=== SOURCE DATA ===
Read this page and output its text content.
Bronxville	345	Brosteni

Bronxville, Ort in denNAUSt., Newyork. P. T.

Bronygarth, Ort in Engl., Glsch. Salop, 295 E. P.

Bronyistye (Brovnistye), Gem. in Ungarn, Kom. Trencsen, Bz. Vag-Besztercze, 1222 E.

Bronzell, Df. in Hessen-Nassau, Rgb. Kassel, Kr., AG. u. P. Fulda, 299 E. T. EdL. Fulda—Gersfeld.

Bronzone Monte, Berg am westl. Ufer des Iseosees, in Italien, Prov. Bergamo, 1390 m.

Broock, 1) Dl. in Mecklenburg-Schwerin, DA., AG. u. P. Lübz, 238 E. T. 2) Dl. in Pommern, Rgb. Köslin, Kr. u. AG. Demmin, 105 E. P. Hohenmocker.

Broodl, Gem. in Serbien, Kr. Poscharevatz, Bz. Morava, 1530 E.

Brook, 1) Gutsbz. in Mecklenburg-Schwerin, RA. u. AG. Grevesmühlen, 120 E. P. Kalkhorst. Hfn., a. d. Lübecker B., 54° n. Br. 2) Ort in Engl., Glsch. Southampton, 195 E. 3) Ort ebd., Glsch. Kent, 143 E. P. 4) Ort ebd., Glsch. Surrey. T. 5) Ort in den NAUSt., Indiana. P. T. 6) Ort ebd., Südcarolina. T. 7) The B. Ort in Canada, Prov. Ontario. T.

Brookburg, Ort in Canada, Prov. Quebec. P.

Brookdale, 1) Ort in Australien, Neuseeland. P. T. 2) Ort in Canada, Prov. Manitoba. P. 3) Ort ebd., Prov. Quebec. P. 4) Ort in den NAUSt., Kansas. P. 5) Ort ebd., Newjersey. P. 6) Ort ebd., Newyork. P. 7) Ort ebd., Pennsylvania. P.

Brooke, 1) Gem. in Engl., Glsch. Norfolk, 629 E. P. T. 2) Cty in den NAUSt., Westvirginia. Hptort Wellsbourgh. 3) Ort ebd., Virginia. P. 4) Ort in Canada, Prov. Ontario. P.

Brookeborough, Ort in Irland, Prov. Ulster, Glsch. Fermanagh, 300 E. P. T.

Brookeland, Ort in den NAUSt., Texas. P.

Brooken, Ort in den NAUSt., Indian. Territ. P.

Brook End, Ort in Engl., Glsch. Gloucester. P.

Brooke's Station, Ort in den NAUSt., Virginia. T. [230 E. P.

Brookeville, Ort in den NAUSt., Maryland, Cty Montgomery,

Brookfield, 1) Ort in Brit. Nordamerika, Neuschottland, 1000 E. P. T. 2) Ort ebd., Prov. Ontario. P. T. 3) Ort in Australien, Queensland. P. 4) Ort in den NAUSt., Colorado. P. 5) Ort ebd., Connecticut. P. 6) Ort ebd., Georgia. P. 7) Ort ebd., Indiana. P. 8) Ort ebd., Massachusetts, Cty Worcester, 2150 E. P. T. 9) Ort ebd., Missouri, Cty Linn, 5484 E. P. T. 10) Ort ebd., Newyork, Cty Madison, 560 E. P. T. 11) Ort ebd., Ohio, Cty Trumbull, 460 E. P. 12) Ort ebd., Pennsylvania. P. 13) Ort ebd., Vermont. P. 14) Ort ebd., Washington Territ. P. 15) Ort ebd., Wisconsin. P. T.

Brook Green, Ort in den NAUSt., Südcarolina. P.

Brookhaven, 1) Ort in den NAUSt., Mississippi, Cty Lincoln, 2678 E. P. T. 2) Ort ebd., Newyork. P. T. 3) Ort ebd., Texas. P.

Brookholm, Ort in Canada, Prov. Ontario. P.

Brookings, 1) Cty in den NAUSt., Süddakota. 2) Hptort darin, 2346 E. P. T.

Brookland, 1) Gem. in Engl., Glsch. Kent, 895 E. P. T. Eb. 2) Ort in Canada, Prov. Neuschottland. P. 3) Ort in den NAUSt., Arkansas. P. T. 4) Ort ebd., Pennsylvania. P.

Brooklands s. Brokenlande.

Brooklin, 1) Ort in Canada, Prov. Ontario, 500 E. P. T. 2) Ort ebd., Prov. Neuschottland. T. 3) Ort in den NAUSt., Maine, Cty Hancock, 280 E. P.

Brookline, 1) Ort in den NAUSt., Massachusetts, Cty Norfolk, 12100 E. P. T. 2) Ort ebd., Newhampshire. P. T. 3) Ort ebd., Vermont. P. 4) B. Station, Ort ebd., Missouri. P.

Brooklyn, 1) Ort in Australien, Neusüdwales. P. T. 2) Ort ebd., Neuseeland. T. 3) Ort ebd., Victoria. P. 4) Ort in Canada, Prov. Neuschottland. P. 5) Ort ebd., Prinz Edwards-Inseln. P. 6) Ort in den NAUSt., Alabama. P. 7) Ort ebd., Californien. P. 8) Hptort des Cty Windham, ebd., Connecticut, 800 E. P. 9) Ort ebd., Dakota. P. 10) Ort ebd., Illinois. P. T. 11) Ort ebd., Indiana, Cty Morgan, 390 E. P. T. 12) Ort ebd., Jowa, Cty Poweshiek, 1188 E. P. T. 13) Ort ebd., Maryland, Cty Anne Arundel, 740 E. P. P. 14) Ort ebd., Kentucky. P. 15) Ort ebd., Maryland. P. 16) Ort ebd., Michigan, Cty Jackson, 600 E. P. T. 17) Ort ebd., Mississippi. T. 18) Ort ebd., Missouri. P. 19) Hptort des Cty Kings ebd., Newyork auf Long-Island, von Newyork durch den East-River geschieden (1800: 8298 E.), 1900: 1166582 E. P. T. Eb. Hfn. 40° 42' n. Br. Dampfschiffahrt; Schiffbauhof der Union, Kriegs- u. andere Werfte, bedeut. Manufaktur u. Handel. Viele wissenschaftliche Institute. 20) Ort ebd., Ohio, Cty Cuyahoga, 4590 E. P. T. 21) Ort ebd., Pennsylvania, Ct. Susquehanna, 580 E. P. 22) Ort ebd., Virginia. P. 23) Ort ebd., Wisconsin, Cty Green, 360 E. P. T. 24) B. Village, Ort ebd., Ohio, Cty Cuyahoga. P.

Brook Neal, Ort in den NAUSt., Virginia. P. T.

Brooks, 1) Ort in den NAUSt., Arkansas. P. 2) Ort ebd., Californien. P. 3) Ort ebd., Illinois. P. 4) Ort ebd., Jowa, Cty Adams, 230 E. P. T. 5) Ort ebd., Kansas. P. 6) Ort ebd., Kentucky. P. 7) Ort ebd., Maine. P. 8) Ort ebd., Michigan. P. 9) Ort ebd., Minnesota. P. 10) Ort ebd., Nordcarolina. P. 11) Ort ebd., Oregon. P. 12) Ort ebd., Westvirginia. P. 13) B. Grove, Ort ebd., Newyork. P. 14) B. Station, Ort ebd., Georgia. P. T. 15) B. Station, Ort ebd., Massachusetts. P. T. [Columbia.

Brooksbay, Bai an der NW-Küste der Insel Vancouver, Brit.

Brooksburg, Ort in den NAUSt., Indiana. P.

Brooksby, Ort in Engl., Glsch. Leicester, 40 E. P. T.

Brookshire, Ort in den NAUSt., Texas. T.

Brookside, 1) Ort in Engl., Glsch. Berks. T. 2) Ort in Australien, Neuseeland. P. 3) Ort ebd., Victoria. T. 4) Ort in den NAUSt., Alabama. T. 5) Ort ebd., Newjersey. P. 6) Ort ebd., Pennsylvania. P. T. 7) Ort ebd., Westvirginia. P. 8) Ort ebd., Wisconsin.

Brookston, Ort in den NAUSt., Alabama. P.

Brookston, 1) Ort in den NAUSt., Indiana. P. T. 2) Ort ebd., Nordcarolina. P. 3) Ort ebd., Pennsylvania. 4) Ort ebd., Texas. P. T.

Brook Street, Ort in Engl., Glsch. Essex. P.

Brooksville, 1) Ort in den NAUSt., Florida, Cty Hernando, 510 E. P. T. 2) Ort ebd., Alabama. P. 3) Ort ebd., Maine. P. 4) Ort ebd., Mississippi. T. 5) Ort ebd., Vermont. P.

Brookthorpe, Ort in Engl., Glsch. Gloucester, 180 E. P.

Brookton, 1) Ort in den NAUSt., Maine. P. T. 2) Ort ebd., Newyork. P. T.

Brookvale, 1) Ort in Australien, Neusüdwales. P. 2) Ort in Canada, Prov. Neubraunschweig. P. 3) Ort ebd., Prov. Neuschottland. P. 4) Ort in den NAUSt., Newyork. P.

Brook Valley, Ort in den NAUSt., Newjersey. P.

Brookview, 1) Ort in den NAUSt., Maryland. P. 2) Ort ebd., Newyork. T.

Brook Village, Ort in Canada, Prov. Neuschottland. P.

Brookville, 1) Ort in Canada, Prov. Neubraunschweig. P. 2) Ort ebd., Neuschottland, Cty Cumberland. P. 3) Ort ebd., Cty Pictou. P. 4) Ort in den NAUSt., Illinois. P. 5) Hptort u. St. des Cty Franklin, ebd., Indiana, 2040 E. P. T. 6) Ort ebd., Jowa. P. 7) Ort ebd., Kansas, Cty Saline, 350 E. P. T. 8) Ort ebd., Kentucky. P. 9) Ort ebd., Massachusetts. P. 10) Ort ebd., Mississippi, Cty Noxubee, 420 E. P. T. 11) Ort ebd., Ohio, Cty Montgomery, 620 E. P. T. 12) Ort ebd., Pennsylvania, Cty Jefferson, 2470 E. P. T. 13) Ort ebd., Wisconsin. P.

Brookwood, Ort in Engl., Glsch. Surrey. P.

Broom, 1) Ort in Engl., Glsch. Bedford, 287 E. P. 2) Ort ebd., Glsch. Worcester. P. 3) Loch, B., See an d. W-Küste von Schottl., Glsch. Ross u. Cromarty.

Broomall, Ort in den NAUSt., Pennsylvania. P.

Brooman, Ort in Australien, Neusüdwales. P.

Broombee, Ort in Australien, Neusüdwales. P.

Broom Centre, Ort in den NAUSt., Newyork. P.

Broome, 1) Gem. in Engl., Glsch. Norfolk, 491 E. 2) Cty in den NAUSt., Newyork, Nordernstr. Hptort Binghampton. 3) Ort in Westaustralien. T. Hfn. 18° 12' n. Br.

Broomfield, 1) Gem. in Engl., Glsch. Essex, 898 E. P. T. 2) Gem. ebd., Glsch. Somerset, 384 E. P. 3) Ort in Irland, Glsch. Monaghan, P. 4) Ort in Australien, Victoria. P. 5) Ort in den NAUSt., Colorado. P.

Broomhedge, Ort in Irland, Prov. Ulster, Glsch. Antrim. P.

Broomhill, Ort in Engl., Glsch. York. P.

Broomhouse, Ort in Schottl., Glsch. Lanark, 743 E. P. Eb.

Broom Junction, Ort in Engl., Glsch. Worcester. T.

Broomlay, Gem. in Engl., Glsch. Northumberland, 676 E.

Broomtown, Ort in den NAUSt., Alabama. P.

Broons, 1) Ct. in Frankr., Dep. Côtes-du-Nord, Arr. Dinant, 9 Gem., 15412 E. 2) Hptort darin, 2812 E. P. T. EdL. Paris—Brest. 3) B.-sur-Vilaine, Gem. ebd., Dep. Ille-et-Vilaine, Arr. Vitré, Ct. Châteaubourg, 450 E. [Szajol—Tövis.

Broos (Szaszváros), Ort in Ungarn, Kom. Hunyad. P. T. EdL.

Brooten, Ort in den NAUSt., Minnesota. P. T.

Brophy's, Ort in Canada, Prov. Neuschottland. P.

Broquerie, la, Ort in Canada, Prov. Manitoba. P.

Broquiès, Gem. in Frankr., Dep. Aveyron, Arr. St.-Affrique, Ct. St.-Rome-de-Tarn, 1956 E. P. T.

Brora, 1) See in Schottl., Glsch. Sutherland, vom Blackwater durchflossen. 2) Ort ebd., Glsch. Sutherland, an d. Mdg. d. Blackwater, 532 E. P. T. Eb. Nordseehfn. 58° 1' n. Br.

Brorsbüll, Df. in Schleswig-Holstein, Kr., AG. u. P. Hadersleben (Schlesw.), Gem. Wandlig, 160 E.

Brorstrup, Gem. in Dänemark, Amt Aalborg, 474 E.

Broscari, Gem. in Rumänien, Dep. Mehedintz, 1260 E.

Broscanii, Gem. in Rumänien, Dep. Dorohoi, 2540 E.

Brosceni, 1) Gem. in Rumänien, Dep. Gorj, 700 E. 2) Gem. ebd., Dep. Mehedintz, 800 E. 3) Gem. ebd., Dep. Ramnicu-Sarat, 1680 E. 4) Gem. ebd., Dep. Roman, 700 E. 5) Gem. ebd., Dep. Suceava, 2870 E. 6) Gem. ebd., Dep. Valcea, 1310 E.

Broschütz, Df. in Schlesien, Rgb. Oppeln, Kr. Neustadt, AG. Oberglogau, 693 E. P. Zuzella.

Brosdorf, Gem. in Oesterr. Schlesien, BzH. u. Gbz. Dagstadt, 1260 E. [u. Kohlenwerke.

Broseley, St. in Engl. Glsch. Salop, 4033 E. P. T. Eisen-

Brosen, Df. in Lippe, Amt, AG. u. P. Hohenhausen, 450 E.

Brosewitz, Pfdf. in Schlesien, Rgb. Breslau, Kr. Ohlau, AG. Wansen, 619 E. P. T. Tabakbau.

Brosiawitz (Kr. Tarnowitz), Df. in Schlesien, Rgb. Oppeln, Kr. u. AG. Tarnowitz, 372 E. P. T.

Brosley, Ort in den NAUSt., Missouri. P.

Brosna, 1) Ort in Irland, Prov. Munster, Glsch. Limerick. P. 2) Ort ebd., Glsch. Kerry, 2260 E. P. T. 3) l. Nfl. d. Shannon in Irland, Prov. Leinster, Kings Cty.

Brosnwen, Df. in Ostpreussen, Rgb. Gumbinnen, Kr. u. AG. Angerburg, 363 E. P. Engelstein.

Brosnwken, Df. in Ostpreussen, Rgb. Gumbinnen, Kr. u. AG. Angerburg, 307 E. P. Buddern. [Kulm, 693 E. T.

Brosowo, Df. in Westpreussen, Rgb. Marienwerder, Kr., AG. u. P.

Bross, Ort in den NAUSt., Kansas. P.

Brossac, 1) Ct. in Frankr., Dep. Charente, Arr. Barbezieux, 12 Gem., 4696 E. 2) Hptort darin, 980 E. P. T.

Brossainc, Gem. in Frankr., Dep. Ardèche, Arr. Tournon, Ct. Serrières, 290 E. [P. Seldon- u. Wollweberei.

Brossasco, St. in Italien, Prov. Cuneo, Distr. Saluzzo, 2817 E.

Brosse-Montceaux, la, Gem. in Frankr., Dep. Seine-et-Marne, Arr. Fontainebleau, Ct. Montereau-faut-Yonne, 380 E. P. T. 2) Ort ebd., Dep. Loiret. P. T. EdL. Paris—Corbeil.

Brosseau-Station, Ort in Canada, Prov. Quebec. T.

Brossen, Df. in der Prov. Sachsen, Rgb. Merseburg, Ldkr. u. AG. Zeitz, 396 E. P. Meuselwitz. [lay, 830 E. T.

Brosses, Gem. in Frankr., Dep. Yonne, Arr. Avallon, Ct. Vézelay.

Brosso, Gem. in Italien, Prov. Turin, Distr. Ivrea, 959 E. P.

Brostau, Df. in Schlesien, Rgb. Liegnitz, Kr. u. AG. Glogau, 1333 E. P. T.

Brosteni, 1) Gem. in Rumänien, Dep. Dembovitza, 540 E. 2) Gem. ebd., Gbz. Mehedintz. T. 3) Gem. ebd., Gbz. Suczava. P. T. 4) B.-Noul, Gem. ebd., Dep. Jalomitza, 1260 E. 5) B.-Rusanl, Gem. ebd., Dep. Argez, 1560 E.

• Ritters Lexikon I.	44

=== EXERCISE ===
Read through the entries and copy every line that includes "Surrey".

=== REPLY TO THE EXERCISE ===
Brook, 1) Gutsbz. in Mecklenburg-Schwerin, RA. u. AG. Grevesmühlen, 120 E. P. Kalkhorst. Hfn., a. d. Lübecker B., 54° n. Br. 2) Ort in Engl., Glsch. Southampton, 195 E. 3) Ort ebd., Glsch. Kent, 143 E. P. 4) Ort ebd., Glsch. Surrey. T. 5) Ort in den NAUSt., Indiana. P. T. 6) Ort ebd., Südcarolina. T. 7) The B. Ort in Canada, Prov. Ontario. T.
Brookwood, Ort in Engl., Glsch. Surrey. P.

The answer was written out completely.